▶ Exercise directions: List each line in which the string "grid" appears.

▶ Data for this exercise:
****************
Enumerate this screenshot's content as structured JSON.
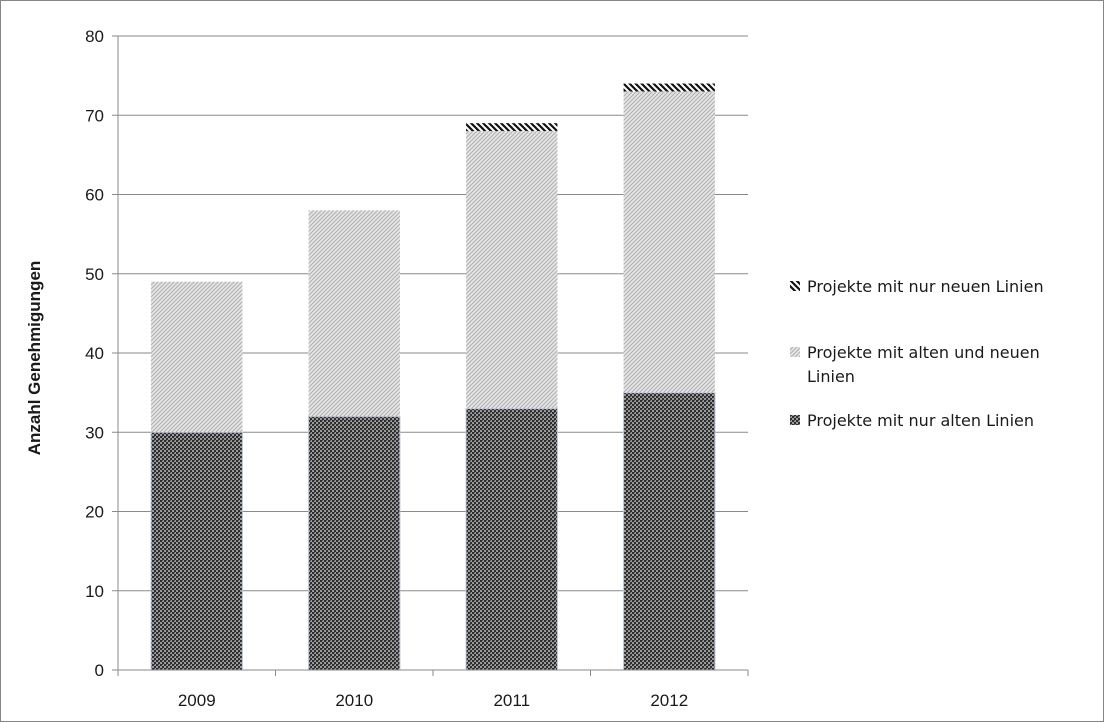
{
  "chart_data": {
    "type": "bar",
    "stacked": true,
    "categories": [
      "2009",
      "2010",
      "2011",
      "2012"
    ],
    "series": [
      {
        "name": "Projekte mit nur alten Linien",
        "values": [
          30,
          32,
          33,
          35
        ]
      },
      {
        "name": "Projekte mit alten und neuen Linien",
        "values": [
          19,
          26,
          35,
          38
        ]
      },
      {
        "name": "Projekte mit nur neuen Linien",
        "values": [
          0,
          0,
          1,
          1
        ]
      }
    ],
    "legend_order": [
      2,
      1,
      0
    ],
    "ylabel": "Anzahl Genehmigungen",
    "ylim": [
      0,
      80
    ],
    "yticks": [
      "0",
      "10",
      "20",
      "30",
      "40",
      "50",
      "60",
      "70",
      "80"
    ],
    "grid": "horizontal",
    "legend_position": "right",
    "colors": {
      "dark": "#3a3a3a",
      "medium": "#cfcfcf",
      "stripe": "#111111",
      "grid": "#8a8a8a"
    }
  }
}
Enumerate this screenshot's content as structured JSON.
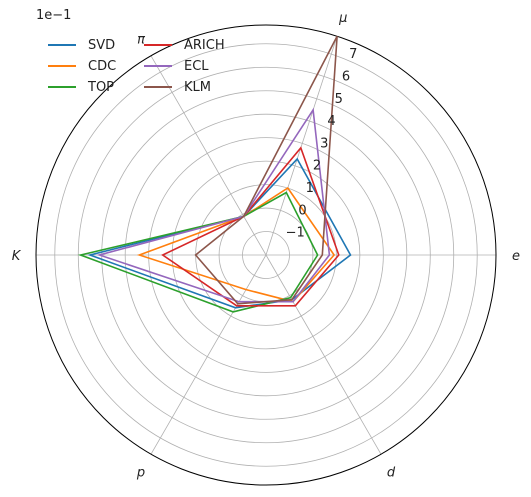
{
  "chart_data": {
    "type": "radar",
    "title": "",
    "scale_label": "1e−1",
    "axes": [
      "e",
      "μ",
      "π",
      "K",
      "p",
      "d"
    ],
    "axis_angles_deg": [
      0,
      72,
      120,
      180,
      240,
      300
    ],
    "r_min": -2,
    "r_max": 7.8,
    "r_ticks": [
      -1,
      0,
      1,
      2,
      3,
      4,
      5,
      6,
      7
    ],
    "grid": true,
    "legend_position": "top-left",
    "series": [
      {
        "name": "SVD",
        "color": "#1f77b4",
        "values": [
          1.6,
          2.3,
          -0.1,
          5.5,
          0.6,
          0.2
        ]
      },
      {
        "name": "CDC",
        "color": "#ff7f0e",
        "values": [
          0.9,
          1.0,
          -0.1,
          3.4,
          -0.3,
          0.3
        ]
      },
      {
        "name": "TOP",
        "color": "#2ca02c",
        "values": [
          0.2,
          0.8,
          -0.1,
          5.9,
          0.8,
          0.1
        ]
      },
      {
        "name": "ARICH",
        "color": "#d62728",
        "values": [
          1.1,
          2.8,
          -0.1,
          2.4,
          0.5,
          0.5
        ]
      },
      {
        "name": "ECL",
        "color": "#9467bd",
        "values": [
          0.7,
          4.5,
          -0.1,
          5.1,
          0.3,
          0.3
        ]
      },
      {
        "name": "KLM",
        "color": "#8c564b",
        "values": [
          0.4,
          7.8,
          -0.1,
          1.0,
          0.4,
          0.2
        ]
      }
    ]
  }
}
****************
▶ Solution to this task:
    "grid": "horizontal",
      "grid": "#8a8a8a"
    "grid": true,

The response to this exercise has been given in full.